Stored items from a collection:
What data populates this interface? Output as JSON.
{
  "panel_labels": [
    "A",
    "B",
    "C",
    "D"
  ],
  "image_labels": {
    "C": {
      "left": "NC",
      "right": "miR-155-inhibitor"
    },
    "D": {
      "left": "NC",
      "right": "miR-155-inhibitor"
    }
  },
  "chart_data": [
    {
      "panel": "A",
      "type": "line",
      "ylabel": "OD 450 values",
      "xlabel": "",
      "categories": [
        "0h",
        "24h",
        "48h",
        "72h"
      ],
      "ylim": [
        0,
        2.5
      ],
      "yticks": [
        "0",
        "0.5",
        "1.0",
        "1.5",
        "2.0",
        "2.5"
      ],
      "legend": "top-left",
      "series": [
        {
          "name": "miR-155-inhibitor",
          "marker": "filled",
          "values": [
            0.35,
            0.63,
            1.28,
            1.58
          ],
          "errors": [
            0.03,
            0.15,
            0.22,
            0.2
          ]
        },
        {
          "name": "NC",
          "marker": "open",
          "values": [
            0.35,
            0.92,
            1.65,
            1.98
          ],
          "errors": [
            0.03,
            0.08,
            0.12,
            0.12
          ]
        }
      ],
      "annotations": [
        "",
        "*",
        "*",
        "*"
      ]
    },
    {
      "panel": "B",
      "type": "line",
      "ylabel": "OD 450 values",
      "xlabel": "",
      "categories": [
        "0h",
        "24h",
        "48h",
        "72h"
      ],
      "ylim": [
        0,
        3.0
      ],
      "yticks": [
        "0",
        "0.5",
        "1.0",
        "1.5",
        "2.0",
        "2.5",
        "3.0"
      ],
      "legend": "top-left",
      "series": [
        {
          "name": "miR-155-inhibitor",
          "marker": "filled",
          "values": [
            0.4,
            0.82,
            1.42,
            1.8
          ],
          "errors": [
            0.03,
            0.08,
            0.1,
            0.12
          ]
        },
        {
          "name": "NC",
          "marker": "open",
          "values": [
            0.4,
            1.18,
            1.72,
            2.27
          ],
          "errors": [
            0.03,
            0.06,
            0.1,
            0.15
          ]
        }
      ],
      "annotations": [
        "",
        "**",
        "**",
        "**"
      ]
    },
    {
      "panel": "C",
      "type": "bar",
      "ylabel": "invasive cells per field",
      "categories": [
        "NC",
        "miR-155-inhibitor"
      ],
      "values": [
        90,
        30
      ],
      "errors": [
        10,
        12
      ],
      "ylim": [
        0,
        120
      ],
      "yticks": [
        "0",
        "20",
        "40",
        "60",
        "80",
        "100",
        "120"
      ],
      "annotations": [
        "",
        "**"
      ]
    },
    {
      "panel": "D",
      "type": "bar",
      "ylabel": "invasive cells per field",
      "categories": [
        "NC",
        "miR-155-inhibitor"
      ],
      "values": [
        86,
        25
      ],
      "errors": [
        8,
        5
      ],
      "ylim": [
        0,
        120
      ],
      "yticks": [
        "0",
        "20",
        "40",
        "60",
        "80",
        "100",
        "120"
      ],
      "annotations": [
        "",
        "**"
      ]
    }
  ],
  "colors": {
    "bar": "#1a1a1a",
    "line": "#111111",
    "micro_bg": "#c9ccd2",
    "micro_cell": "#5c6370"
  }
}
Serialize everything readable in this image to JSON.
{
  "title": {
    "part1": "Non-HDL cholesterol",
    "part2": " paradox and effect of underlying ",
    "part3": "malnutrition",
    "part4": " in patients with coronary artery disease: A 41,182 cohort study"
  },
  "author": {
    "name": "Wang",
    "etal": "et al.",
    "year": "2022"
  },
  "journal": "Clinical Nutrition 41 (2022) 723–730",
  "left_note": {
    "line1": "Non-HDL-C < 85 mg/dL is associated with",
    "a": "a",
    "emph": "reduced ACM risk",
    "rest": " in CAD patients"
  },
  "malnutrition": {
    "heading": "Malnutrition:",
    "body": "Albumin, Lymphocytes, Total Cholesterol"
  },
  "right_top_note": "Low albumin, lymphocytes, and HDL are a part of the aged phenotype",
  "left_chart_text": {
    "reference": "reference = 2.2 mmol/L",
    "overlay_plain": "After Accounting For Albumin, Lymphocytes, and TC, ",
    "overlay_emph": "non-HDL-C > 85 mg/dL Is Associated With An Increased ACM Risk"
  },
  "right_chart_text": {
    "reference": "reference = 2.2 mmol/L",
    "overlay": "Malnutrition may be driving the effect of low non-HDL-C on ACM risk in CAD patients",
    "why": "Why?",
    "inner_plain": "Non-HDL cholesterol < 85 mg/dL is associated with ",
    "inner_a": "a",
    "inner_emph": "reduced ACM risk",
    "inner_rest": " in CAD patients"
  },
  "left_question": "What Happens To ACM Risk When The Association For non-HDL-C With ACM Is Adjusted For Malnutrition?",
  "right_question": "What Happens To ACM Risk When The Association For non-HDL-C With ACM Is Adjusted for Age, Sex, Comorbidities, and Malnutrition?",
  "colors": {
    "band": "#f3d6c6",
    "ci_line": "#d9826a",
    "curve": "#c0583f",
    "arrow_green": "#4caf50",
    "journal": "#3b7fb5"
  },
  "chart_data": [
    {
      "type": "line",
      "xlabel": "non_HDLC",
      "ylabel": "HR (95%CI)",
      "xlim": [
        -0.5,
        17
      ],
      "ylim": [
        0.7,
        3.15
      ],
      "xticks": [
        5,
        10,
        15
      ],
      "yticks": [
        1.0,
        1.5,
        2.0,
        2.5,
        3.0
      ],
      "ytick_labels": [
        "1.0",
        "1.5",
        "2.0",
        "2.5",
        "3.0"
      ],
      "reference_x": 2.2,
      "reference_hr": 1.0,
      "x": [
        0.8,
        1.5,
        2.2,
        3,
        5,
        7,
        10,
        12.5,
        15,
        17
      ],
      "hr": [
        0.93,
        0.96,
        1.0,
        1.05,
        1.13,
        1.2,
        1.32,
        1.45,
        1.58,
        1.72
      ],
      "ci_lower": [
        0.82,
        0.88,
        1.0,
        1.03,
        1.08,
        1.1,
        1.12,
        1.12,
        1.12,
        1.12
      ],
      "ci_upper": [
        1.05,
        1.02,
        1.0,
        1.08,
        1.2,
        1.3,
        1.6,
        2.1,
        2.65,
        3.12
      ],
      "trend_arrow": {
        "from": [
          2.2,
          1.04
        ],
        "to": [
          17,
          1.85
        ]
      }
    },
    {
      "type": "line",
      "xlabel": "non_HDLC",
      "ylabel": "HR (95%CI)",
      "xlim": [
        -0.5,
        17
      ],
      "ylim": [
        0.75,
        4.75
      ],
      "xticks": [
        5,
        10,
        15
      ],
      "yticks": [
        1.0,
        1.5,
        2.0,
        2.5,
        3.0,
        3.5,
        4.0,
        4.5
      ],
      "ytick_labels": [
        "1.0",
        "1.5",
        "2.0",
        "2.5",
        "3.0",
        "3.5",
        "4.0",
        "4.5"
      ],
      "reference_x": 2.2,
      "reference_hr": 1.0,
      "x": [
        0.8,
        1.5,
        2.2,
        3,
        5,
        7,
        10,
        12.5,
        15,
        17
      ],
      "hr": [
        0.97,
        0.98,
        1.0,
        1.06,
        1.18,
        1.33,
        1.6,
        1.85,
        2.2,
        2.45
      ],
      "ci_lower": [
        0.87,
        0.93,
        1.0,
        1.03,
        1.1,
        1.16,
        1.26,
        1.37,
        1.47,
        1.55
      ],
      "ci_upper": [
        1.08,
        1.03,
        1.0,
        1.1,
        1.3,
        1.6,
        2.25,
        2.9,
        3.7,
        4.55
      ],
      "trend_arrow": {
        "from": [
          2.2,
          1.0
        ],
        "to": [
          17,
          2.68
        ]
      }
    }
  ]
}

WHAT THE EXERCISE ASKS — Every entry needs to be copied exactly as it was written.

WORKED SOLUTION —
What data populates this interface? Output as JSON.
{
  "panel_labels": [
    "A",
    "B",
    "C",
    "D"
  ],
  "image_labels": {
    "C": {
      "left": "NC",
      "right": "miR-155-inhibitor"
    },
    "D": {
      "left": "NC",
      "right": "miR-155-inhibitor"
    }
  },
  "chart_data": [
    {
      "panel": "A",
      "type": "line",
      "ylabel": "OD 450 values",
      "xlabel": "",
      "categories": [
        "0h",
        "24h",
        "48h",
        "72h"
      ],
      "ylim": [
        0,
        2.5
      ],
      "yticks": [
        "0",
        "0.5",
        "1.0",
        "1.5",
        "2.0",
        "2.5"
      ],
      "legend": "top-left",
      "series": [
        {
          "name": "miR-155-inhibitor",
          "marker": "filled",
          "values": [
            0.35,
            0.63,
            1.28,
            1.58
          ],
          "errors": [
            0.03,
            0.15,
            0.22,
            0.2
          ]
        },
        {
          "name": "NC",
          "marker": "open",
          "values": [
            0.35,
            0.92,
            1.65,
            1.98
          ],
          "errors": [
            0.03,
            0.08,
            0.12,
            0.12
          ]
        }
      ],
      "annotations": [
        "",
        "*",
        "*",
        "*"
      ]
    },
    {
      "panel": "B",
      "type": "line",
      "ylabel": "OD 450 values",
      "xlabel": "",
      "categories": [
        "0h",
        "24h",
        "48h",
        "72h"
      ],
      "ylim": [
        0,
        3.0
      ],
      "yticks": [
        "0",
        "0.5",
        "1.0",
        "1.5",
        "2.0",
        "2.5",
        "3.0"
      ],
      "legend": "top-left",
      "series": [
        {
          "name": "miR-155-inhibitor",
          "marker": "filled",
          "values": [
            0.4,
            0.82,
            1.42,
            1.8
          ],
          "errors": [
            0.03,
            0.08,
            0.1,
            0.12
          ]
        },
        {
          "name": "NC",
          "marker": "open",
          "values": [
            0.4,
            1.18,
            1.72,
            2.27
          ],
          "errors": [
            0.03,
            0.06,
            0.1,
            0.15
          ]
        }
      ],
      "annotations": [
        "",
        "**",
        "**",
        "**"
      ]
    },
    {
      "panel": "C",
      "type": "bar",
      "ylabel": "invasive cells per field",
      "categories": [
        "NC",
        "miR-155-inhibitor"
      ],
      "values": [
        90,
        30
      ],
      "errors": [
        10,
        12
      ],
      "ylim": [
        0,
        120
      ],
      "yticks": [
        "0",
        "20",
        "40",
        "60",
        "80",
        "100",
        "120"
      ],
      "annotations": [
        "",
        "**"
      ]
    },
    {
      "panel": "D",
      "type": "bar",
      "ylabel": "invasive cells per field",
      "categories": [
        "NC",
        "miR-155-inhibitor"
      ],
      "values": [
        86,
        25
      ],
      "errors": [
        8,
        5
      ],
      "ylim": [
        0,
        120
      ],
      "yticks": [
        "0",
        "20",
        "40",
        "60",
        "80",
        "100",
        "120"
      ],
      "annotations": [
        "",
        "**"
      ]
    }
  ],
  "colors": {
    "bar": "#1a1a1a",
    "line": "#111111",
    "micro_bg": "#c9ccd2",
    "micro_cell": "#5c6370"
  }
}
Serialize everything readable in this image to JSON.
{
  "title": {
    "part1": "Non-HDL cholesterol",
    "part2": " paradox and effect of underlying ",
    "part3": "malnutrition",
    "part4": " in patients with coronary artery disease: A 41,182 cohort study"
  },
  "author": {
    "name": "Wang",
    "etal": "et al.",
    "year": "2022"
  },
  "journal": "Clinical Nutrition 41 (2022) 723–730",
  "left_note": {
    "line1": "Non-HDL-C < 85 mg/dL is associated with",
    "a": "a",
    "emph": "reduced ACM risk",
    "rest": " in CAD patients"
  },
  "malnutrition": {
    "heading": "Malnutrition:",
    "body": "Albumin, Lymphocytes, Total Cholesterol"
  },
  "right_top_note": "Low albumin, lymphocytes, and HDL are a part of the aged phenotype",
  "left_chart_text": {
    "reference": "reference = 2.2 mmol/L",
    "overlay_plain": "After Accounting For Albumin, Lymphocytes, and TC, ",
    "overlay_emph": "non-HDL-C > 85 mg/dL Is Associated With An Increased ACM Risk"
  },
  "right_chart_text": {
    "reference": "reference = 2.2 mmol/L",
    "overlay": "Malnutrition may be driving the effect of low non-HDL-C on ACM risk in CAD patients",
    "why": "Why?",
    "inner_plain": "Non-HDL cholesterol < 85 mg/dL is associated with ",
    "inner_a": "a",
    "inner_emph": "reduced ACM risk",
    "inner_rest": " in CAD patients"
  },
  "left_question": "What Happens To ACM Risk When The Association For non-HDL-C With ACM Is Adjusted For Malnutrition?",
  "right_question": "What Happens To ACM Risk When The Association For non-HDL-C With ACM Is Adjusted for Age, Sex, Comorbidities, and Malnutrition?",
  "colors": {
    "band": "#f3d6c6",
    "ci_line": "#d9826a",
    "curve": "#c0583f",
    "arrow_green": "#4caf50",
    "journal": "#3b7fb5"
  },
  "chart_data": [
    {
      "type": "line",
      "xlabel": "non_HDLC",
      "ylabel": "HR (95%CI)",
      "xlim": [
        -0.5,
        17
      ],
      "ylim": [
        0.7,
        3.15
      ],
      "xticks": [
        5,
        10,
        15
      ],
      "yticks": [
        1.0,
        1.5,
        2.0,
        2.5,
        3.0
      ],
      "ytick_labels": [
        "1.0",
        "1.5",
        "2.0",
        "2.5",
        "3.0"
      ],
      "reference_x": 2.2,
      "reference_hr": 1.0,
      "x": [
        0.8,
        1.5,
        2.2,
        3,
        5,
        7,
        10,
        12.5,
        15,
        17
      ],
      "hr": [
        0.93,
        0.96,
        1.0,
        1.05,
        1.13,
        1.2,
        1.32,
        1.45,
        1.58,
        1.72
      ],
      "ci_lower": [
        0.82,
        0.88,
        1.0,
        1.03,
        1.08,
        1.1,
        1.12,
        1.12,
        1.12,
        1.12
      ],
      "ci_upper": [
        1.05,
        1.02,
        1.0,
        1.08,
        1.2,
        1.3,
        1.6,
        2.1,
        2.65,
        3.12
      ],
      "trend_arrow": {
        "from": [
          2.2,
          1.04
        ],
        "to": [
          17,
          1.85
        ]
      }
    },
    {
      "type": "line",
      "xlabel": "non_HDLC",
      "ylabel": "HR (95%CI)",
      "xlim": [
        -0.5,
        17
      ],
      "ylim": [
        0.75,
        4.75
      ],
      "xticks": [
        5,
        10,
        15
      ],
      "yticks": [
        1.0,
        1.5,
        2.0,
        2.5,
        3.0,
        3.5,
        4.0,
        4.5
      ],
      "ytick_labels": [
        "1.0",
        "1.5",
        "2.0",
        "2.5",
        "3.0",
        "3.5",
        "4.0",
        "4.5"
      ],
      "reference_x": 2.2,
      "reference_hr": 1.0,
      "x": [
        0.8,
        1.5,
        2.2,
        3,
        5,
        7,
        10,
        12.5,
        15,
        17
      ],
      "hr": [
        0.97,
        0.98,
        1.0,
        1.06,
        1.18,
        1.33,
        1.6,
        1.85,
        2.2,
        2.45
      ],
      "ci_lower": [
        0.87,
        0.93,
        1.0,
        1.03,
        1.1,
        1.16,
        1.26,
        1.37,
        1.47,
        1.55
      ],
      "ci_upper": [
        1.08,
        1.03,
        1.0,
        1.1,
        1.3,
        1.6,
        2.25,
        2.9,
        3.7,
        4.55
      ],
      "trend_arrow": {
        "from": [
          2.2,
          1.0
        ],
        "to": [
          17,
          2.68
        ]
      }
    }
  ]
}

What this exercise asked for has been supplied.